====== RECORDS SHOWN ======
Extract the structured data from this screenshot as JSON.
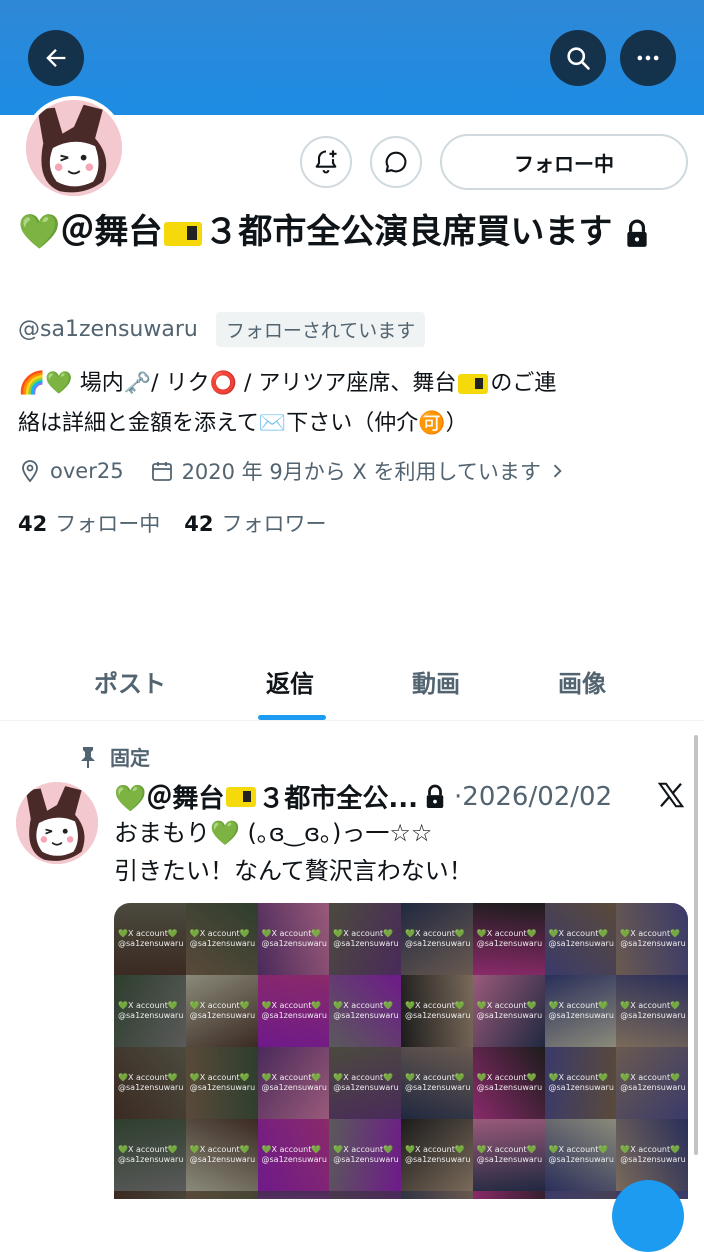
{
  "header": {
    "back_icon": "arrow-left-icon",
    "search_icon": "search-icon",
    "more_icon": "more-horizontal-icon",
    "banner_color": "#1d8ce4"
  },
  "profile": {
    "name_prefix": "💚＠舞台",
    "name_suffix": "３都市全公演良席買います",
    "handle": "@sa1zensuwaru",
    "followed_badge": "フォローされています",
    "follow_button": "フォロー中",
    "bio_line1_a": "🌈💚 場内🗝️/ リク⭕ / アリツア座席、舞台",
    "bio_line1_b": "のご連",
    "bio_line2": "絡は詳細と金額を添えて✉️下さい（仲介🉑）",
    "location": "over25",
    "joined": "2020 年 9月から X を利用しています",
    "following_count": "42",
    "following_label": "フォロー中",
    "followers_count": "42",
    "followers_label": "フォロワー"
  },
  "tabs": [
    {
      "label": "ポスト"
    },
    {
      "label": "返信"
    },
    {
      "label": "動画"
    },
    {
      "label": "画像"
    }
  ],
  "active_tab": "返信",
  "post": {
    "pinned_label": "固定",
    "name_prefix": "💚＠舞台",
    "name_suffix": "３都市全公...",
    "date": "·2026/02/02",
    "line1": "おまもり💚 (｡ɞ‿ɞ｡)っ一☆☆",
    "line2": "引きたい！なんて贅沢言わない！",
    "watermark_line1": "💚X account💚",
    "watermark_line2": "@sa1zensuwaru"
  },
  "accent_color": "#1d9bf0"
}
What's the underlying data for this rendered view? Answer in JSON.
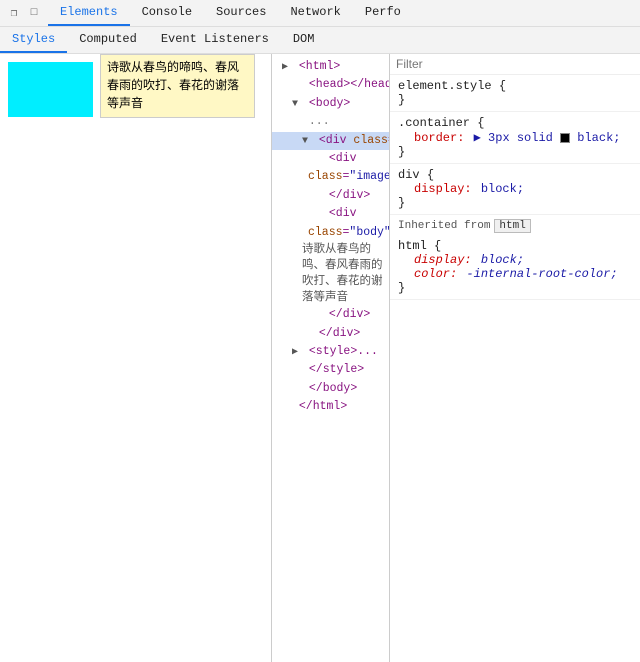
======
**WHAT THIS TASK INVOLVES:**
Write out every line from the entries where "data" appears.

**SOLUTION BELOW:**
Extract the structured data from this screenshot as JSON.
What's the underlying data for this rendered view? Answer in JSON.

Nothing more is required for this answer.